*** Supplied data

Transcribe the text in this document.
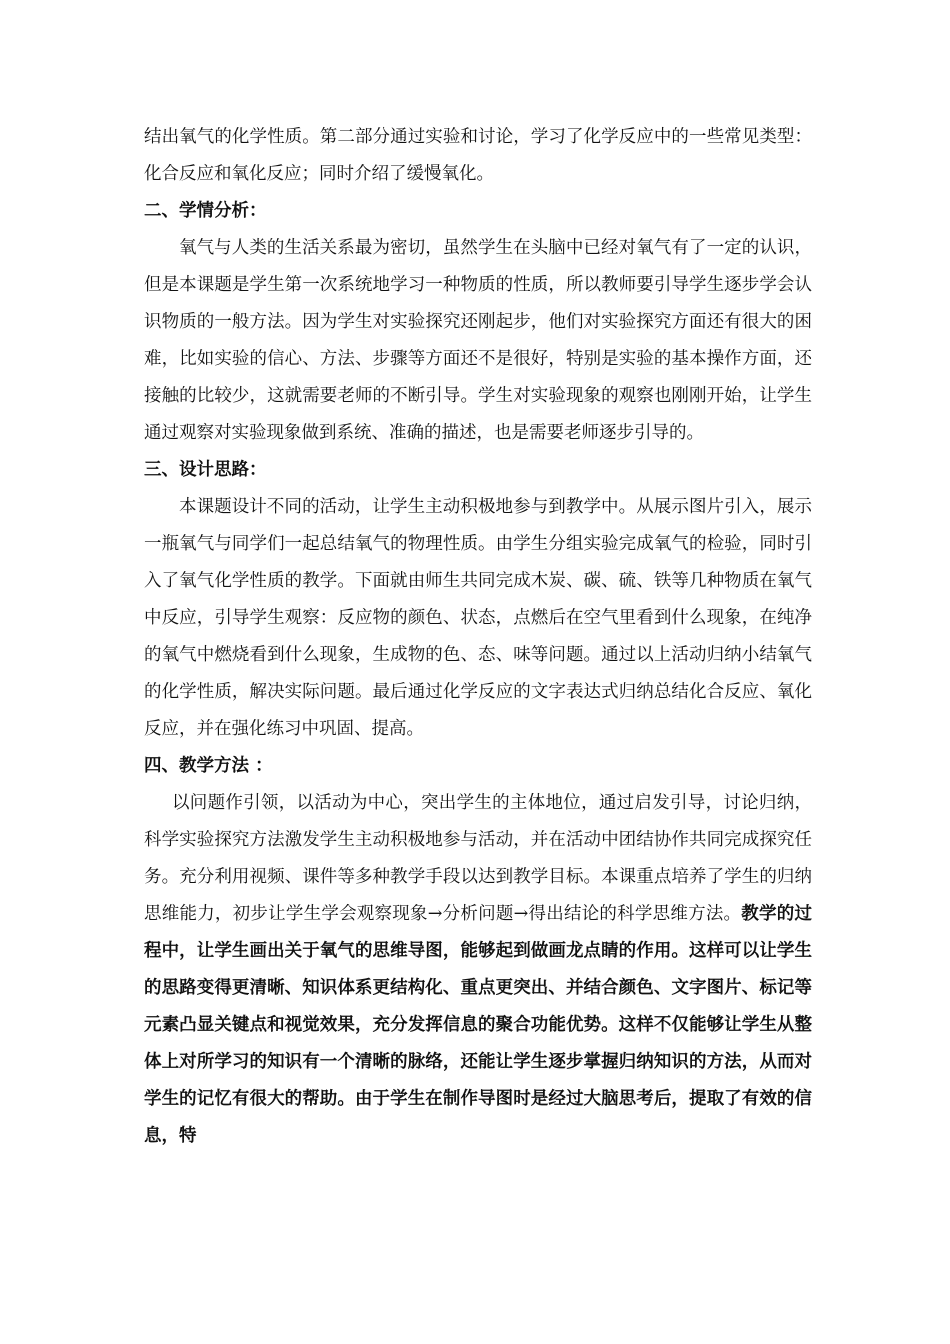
结出氧气的化学性质。第二部分通过实验和讨论，学习了化学反应中的一些常见类型：化合反应和氧化反应；同时介绍了缓慢氧化。

二、学情分析：

氧气与人类的生活关系最为密切，虽然学生在头脑中已经对氧气有了一定的认识，但是本课题是学生第一次系统地学习一种物质的性质，所以教师要引导学生逐步学会认识物质的一般方法。因为学生对实验探究还刚起步，他们对实验探究方面还有很大的困难，比如实验的信心、方法、步骤等方面还不是很好，特别是实验的基本操作方面，还接触的比较少，这就需要老师的不断引导。学生对实验现象的观察也刚刚开始，让学生通过观察对实验现象做到系统、准确的描述，也是需要老师逐步引导的。

三、设计思路：

本课题设计不同的活动，让学生主动积极地参与到教学中。从展示图片引入，展示一瓶氧气与同学们一起总结氧气的物理性质。由学生分组实验完成氧气的检验，同时引入了氧气化学性质的教学。下面就由师生共同完成木炭、碳、硫、铁等几种物质在氧气中反应，引导学生观察：反应物的颜色、状态，点燃后在空气里看到什么现象，在纯净的氧气中燃烧看到什么现象，生成物的色、态、味等问题。通过以上活动归纳小结氧气的化学性质，解决实际问题。最后通过化学反应的文字表达式归纳总结化合反应、氧化反应，并在强化练习中巩固、提高。

四、教学方法 ：

以问题作引领，以活动为中心，突出学生的主体地位，通过启发引导，讨论归纳，科学实验探究方法激发学生主动积极地参与活动，并在活动中团结协作共同完成探究任务。充分利用视频、课件等多种教学手段以达到教学目标。本课重点培养了学生的归纳思维能力，初步让学生学会观察现象→分析问题→得出结论的科学思维方法。教学的过程中，让学生画出关于氧气的思维导图，能够起到做画龙点睛的作用。这样可以让学生的思路变得更清晰、知识体系更结构化、重点更突出、并结合颜色、文字图片、标记等元素凸显关键点和视觉效果，充分发挥信息的聚合功能优势。这样不仅能够让学生从整体上对所学习的知识有一个清晰的脉络，还能让学生逐步掌握归纳知识的方法，从而对学生的记忆有很大的帮助。由于学生在制作导图时是经过大脑思考后，提取了有效的信息，特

******

*Directive:*
From the material above, copy everything exactly but the pictures.

*Task solution:*
Transcribe the text in this document.
结出氧气的化学性质。第二部分通过实验和讨论，学习了化学反应中的一些常见类型：化合反应和氧化反应；同时介绍了缓慢氧化。

二、学情分析：

氧气与人类的生活关系最为密切，虽然学生在头脑中已经对氧气有了一定的认识，但是本课题是学生第一次系统地学习一种物质的性质，所以教师要引导学生逐步学会认识物质的一般方法。因为学生对实验探究还刚起步，他们对实验探究方面还有很大的困难，比如实验的信心、方法、步骤等方面还不是很好，特别是实验的基本操作方面，还接触的比较少，这就需要老师的不断引导。学生对实验现象的观察也刚刚开始，让学生通过观察对实验现象做到系统、准确的描述，也是需要老师逐步引导的。

三、设计思路：

本课题设计不同的活动，让学生主动积极地参与到教学中。从展示图片引入，展示一瓶氧气与同学们一起总结氧气的物理性质。由学生分组实验完成氧气的检验，同时引入了氧气化学性质的教学。下面就由师生共同完成木炭、碳、硫、铁等几种物质在氧气中反应，引导学生观察：反应物的颜色、状态，点燃后在空气里看到什么现象，在纯净的氧气中燃烧看到什么现象，生成物的色、态、味等问题。通过以上活动归纳小结氧气的化学性质，解决实际问题。最后通过化学反应的文字表达式归纳总结化合反应、氧化反应，并在强化练习中巩固、提高。

四、教学方法 ：

以问题作引领，以活动为中心，突出学生的主体地位，通过启发引导，讨论归纳，科学实验探究方法激发学生主动积极地参与活动，并在活动中团结协作共同完成探究任务。充分利用视频、课件等多种教学手段以达到教学目标。本课重点培养了学生的归纳思维能力，初步让学生学会观察现象→分析问题→得出结论的科学思维方法。教学的过程中，让学生画出关于氧气的思维导图，能够起到做画龙点睛的作用。这样可以让学生的思路变得更清晰、知识体系更结构化、重点更突出、并结合颜色、文字图片、标记等元素凸显关键点和视觉效果，充分发挥信息的聚合功能优势。这样不仅能够让学生从整体上对所学习的知识有一个清晰的脉络，还能让学生逐步掌握归纳知识的方法，从而对学生的记忆有很大的帮助。由于学生在制作导图时是经过大脑思考后，提取了有效的信息，特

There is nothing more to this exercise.